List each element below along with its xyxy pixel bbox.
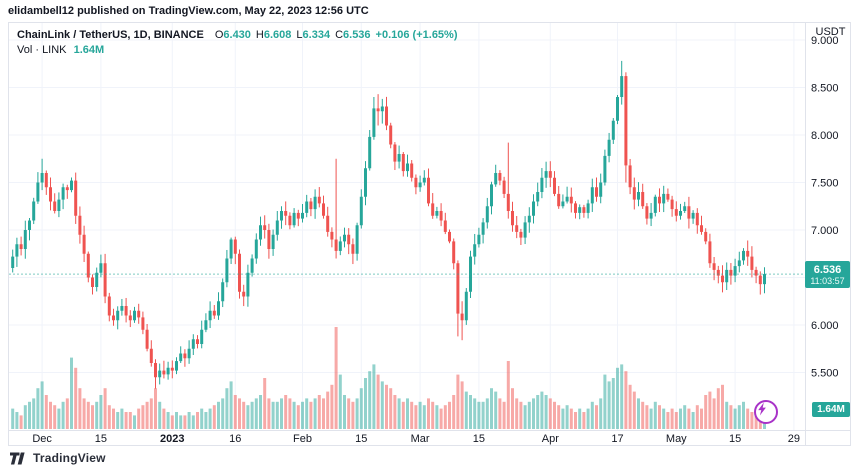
svg-text:6.000: 6.000 xyxy=(811,320,839,332)
bar-countdown: 11:03:57 xyxy=(810,275,845,286)
svg-text:16: 16 xyxy=(229,433,241,445)
svg-text:15: 15 xyxy=(473,433,485,445)
close-label: C xyxy=(335,29,344,41)
candlesticks xyxy=(11,60,766,389)
svg-text:2023: 2023 xyxy=(160,433,184,445)
svg-text:15: 15 xyxy=(355,433,367,445)
svg-text:May: May xyxy=(666,433,687,445)
chart-legend: ChainLink / TetherUS, 1D, BINANCE O6.430 H… xyxy=(17,28,458,58)
high-value: 6.608 xyxy=(263,29,292,41)
svg-text:Feb: Feb xyxy=(293,433,312,445)
grid-lines xyxy=(9,23,805,430)
low-value: 6.334 xyxy=(302,29,331,41)
svg-text:8.000: 8.000 xyxy=(811,130,839,142)
svg-text:Mar: Mar xyxy=(411,433,430,445)
volume-axis-badge: 1.64M xyxy=(812,402,850,417)
legend-ohlc-row: ChainLink / TetherUS, 1D, BINANCE O6.430 H… xyxy=(17,28,458,43)
svg-text:29: 29 xyxy=(788,433,800,445)
chart-panel[interactable]: 9.0008.5008.0007.5007.0006.5006.0005.500… xyxy=(8,22,851,446)
high-label: H xyxy=(255,29,264,41)
symbol-title[interactable]: ChainLink / TetherUS, 1D, BINANCE xyxy=(17,29,204,41)
last-price-badge: 6.536 11:03:57 xyxy=(805,261,850,288)
last-price-value: 6.536 xyxy=(813,263,842,276)
tradingview-logo-icon xyxy=(10,452,25,464)
attribution-text: elidambell12 published on TradingView.co… xyxy=(8,5,369,17)
svg-text:9.000: 9.000 xyxy=(811,35,839,47)
change-value: +0.106 (+1.65%) xyxy=(375,29,458,41)
volume-value: 1.64M xyxy=(73,44,105,56)
svg-text:5.500: 5.500 xyxy=(811,368,839,380)
open-label: O xyxy=(214,29,224,41)
tradingview-attribution[interactable]: TradingView xyxy=(10,451,106,465)
svg-text:Apr: Apr xyxy=(542,433,559,445)
legend-volume-row: Vol · LINK 1.64M xyxy=(17,43,458,58)
lightning-bolt-icon xyxy=(758,402,766,416)
price-axis-currency: USDT xyxy=(815,26,846,38)
svg-text:15: 15 xyxy=(729,433,741,445)
chart-plot[interactable]: 9.0008.5008.0007.5007.0006.5006.0005.500… xyxy=(9,23,850,445)
axis-separators xyxy=(9,23,850,445)
svg-text:Dec: Dec xyxy=(32,433,52,445)
svg-text:7.500: 7.500 xyxy=(811,178,839,190)
tradingview-logo-text: TradingView xyxy=(33,451,106,465)
volume-label: Vol · LINK xyxy=(17,44,67,56)
close-value: 6.536 xyxy=(343,29,371,41)
svg-text:7.000: 7.000 xyxy=(811,225,839,237)
svg-text:8.500: 8.500 xyxy=(811,83,839,95)
low-label: L xyxy=(296,29,303,41)
open-value: 6.430 xyxy=(223,29,251,41)
svg-text:17: 17 xyxy=(611,433,623,445)
volume-bars xyxy=(11,327,766,429)
time-axis-labels[interactable]: Dec 15 2023 16 Feb 15 Mar 15 Apr 17 May 15 29 xyxy=(32,433,800,445)
flash-snapshot-button[interactable] xyxy=(754,400,778,424)
svg-text:15: 15 xyxy=(95,433,107,445)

※

Reproduce every line of the data above, switching "ChainLink" to "Chainlink" wherever it appears and leaving all else unchanged. Omit the pictures from your answer.

== Result of this task ==
List each element below along with its xyxy pixel bbox.
svg-text:6.000: 6.000 xyxy=(811,320,839,332)
bar-countdown: 11:03:57 xyxy=(810,275,845,286)
svg-text:16: 16 xyxy=(229,433,241,445)
svg-text:15: 15 xyxy=(473,433,485,445)
close-label: C xyxy=(335,29,344,41)
candlesticks xyxy=(11,60,766,389)
svg-text:2023: 2023 xyxy=(160,433,184,445)
svg-text:15: 15 xyxy=(355,433,367,445)
svg-text:May: May xyxy=(666,433,687,445)
chart-legend: Chainlink / TetherUS, 1D, BINANCE O6.430 H… xyxy=(17,28,458,58)
high-value: 6.608 xyxy=(263,29,292,41)
svg-text:Feb: Feb xyxy=(293,433,312,445)
grid-lines xyxy=(9,23,805,430)
low-value: 6.334 xyxy=(302,29,331,41)
svg-text:8.000: 8.000 xyxy=(811,130,839,142)
svg-text:Mar: Mar xyxy=(411,433,430,445)
volume-axis-badge: 1.64M xyxy=(812,402,850,417)
legend-ohlc-row: Chainlink / TetherUS, 1D, BINANCE O6.430 H… xyxy=(17,28,458,43)
svg-text:29: 29 xyxy=(788,433,800,445)
chart-panel[interactable]: 9.0008.5008.0007.5007.0006.5006.0005.500… xyxy=(8,22,851,446)
high-label: H xyxy=(255,29,264,41)
symbol-title[interactable]: Chainlink / TetherUS, 1D, BINANCE xyxy=(17,29,204,41)
last-price-badge: 6.536 11:03:57 xyxy=(805,261,850,288)
last-price-value: 6.536 xyxy=(813,263,842,276)
tradingview-logo-icon xyxy=(10,452,25,464)
attribution-text: elidambell12 published on TradingView.co… xyxy=(8,5,369,17)
svg-text:9.000: 9.000 xyxy=(811,35,839,47)
change-value: +0.106 (+1.65%) xyxy=(375,29,458,41)
volume-value: 1.64M xyxy=(73,44,105,56)
svg-text:5.500: 5.500 xyxy=(811,368,839,380)
open-label: O xyxy=(214,29,224,41)
tradingview-attribution[interactable]: TradingView xyxy=(10,451,106,465)
svg-text:Apr: Apr xyxy=(542,433,559,445)
legend-volume-row: Vol · LINK 1.64M xyxy=(17,43,458,58)
lightning-bolt-icon xyxy=(758,402,766,416)
price-axis-currency: USDT xyxy=(815,26,846,38)
svg-text:15: 15 xyxy=(729,433,741,445)
chart-plot[interactable]: 9.0008.5008.0007.5007.0006.5006.0005.500… xyxy=(9,23,850,445)
axis-separators xyxy=(9,23,850,445)
svg-text:Dec: Dec xyxy=(32,433,52,445)
svg-text:7.500: 7.500 xyxy=(811,178,839,190)
tradingview-logo-text: TradingView xyxy=(33,451,106,465)
volume-label: Vol · LINK xyxy=(17,44,67,56)
close-value: 6.536 xyxy=(343,29,371,41)
svg-text:7.000: 7.000 xyxy=(811,225,839,237)
svg-text:8.500: 8.500 xyxy=(811,83,839,95)
low-label: L xyxy=(296,29,303,41)
open-value: 6.430 xyxy=(223,29,251,41)
svg-text:17: 17 xyxy=(611,433,623,445)
volume-bars xyxy=(11,327,766,429)
time-axis-labels[interactable]: Dec 15 2023 16 Feb 15 Mar 15 Apr 17 May 15 29 xyxy=(32,433,800,445)
flash-snapshot-button[interactable] xyxy=(754,400,778,424)
svg-text:15: 15 xyxy=(95,433,107,445)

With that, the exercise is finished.